Dottor De Franciscis, che cosa può “dire” Lourdes ai giovani di oggi?

«A Lourdes nel 1874, a vent’anni dal riconoscimento delle apparizioni, una congregazione locale, le Figlie di Nostra Signora dei dolori, costruisce un ospedale per accogliere i malati, anche i più gravi: un ospedale che tra l’altro esiste ancora oggi, ed è il luogo preferito dai nostri amici del Piemonte quando vengono al Santuario. È “L’accueil Marie Saint-Frai”, un tempo conosciuto anche come “l’ospedale dei sette dolori”. Ebbene, intorno a questi malati si organizza e si struttura un volontariato che nel corso degli anni mette a fuoco tecniche di servizio alla persona ammalata e disabile che non hanno uguali in nessun’altra parte del mondo. Un volontariato talmente “unico” da conquistarmi quando, alla fine del quarto anno di liceo classico, mi fu proposto di accompagnare i malati a Lourdes. E io, per curiosità, con altri due compagni di classe accettai. Quello che mi capitò nell’ormai lontano 1973 è esattamente quello che vedo ancora oggi: arrivato a Lourdes, io mi sentii a casa mia, sebbene fosse la prima volta che ci mettevo piede. Non avevo assolutamente idea di che cosa avrei incontrato, ma già dalla partenza del treno che mi avrebbe portato a Lourdes mi ero reso conto che avrei potuto essere utile agli altri. Ecco, mi pare che questi due elementi, il sentirsi a casa e il poter facilmente essere d’aiuto agli altri, che parlarono a me da adolescente, parlino ancora ai giovani di oggi».

Dati per l'analisi dell'impaginazione dei documenti:
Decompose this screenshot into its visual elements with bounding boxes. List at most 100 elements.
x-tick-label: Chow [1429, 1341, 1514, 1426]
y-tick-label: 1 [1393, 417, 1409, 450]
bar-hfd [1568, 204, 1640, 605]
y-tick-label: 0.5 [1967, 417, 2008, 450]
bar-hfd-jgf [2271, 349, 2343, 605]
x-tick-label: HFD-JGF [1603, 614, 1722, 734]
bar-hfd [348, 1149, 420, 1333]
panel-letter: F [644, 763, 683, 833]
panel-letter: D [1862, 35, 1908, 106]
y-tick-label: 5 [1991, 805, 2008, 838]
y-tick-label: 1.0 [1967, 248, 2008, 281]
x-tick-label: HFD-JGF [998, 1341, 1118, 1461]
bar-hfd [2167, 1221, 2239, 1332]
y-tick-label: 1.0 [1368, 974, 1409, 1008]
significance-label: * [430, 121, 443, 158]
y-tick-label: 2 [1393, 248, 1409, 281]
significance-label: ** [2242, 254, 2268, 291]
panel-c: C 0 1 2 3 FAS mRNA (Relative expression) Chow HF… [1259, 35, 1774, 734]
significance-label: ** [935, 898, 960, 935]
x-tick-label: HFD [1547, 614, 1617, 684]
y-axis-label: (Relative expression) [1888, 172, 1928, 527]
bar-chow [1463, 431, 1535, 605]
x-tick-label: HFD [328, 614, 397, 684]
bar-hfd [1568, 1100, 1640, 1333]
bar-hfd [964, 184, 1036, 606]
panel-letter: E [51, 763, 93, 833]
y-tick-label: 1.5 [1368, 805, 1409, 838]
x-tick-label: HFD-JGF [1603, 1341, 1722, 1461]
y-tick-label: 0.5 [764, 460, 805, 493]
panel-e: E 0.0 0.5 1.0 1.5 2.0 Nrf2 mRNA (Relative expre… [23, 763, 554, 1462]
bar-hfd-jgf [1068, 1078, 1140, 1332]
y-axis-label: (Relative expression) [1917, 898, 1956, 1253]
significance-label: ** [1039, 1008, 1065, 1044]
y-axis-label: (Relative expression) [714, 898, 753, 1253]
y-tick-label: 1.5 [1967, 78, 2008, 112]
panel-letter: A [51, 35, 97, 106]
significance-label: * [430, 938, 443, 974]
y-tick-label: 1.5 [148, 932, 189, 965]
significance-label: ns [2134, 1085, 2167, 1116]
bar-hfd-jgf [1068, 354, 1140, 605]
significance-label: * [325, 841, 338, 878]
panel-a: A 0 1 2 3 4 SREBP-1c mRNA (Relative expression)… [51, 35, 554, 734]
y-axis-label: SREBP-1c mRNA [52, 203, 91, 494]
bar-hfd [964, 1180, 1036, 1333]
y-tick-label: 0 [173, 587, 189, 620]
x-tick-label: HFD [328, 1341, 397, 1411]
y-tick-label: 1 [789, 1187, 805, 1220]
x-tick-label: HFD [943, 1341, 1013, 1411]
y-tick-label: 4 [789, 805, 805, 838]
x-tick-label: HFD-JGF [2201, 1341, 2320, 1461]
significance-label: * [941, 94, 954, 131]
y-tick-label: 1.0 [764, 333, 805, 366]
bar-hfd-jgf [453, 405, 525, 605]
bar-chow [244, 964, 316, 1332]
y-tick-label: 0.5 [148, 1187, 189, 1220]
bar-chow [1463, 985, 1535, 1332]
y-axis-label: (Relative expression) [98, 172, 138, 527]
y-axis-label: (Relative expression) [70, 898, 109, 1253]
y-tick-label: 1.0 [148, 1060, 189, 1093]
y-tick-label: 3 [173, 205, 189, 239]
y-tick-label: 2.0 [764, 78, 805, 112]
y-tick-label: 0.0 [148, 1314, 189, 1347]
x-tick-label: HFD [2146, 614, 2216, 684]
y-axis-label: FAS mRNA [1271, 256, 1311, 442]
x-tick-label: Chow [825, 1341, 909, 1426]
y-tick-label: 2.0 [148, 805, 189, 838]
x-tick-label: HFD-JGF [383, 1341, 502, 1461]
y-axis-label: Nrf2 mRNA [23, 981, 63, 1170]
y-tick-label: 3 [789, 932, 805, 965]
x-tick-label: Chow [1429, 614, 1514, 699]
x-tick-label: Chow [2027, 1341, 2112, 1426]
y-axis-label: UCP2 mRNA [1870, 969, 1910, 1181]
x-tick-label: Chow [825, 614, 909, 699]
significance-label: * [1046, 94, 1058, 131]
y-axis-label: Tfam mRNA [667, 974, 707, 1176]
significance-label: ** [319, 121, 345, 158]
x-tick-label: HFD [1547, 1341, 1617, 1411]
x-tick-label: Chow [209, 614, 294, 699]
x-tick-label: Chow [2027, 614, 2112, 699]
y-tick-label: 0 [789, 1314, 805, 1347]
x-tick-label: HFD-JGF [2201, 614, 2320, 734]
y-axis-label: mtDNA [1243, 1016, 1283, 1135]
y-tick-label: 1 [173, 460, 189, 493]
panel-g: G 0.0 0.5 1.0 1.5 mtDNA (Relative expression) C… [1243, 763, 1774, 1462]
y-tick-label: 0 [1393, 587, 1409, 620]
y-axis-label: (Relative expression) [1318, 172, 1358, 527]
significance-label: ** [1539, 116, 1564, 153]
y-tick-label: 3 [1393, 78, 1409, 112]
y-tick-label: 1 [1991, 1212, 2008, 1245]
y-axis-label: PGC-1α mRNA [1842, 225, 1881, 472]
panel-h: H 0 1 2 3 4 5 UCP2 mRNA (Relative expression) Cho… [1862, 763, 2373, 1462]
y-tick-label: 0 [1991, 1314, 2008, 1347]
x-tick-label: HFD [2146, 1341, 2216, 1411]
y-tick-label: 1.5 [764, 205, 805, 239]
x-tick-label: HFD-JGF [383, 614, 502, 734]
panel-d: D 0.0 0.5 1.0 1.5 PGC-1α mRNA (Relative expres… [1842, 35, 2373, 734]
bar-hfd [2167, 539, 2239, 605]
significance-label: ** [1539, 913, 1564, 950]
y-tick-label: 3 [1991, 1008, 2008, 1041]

Il suo compito
Secondo il brano su Lourdes, in quale anno le Figlie di Nostra Signora dei dolori costruiscono un ospedale per accogliere i malati? Per questo lavoro i dati non vengono utilizzati.

Risposta all'esercizio
Nel 1874.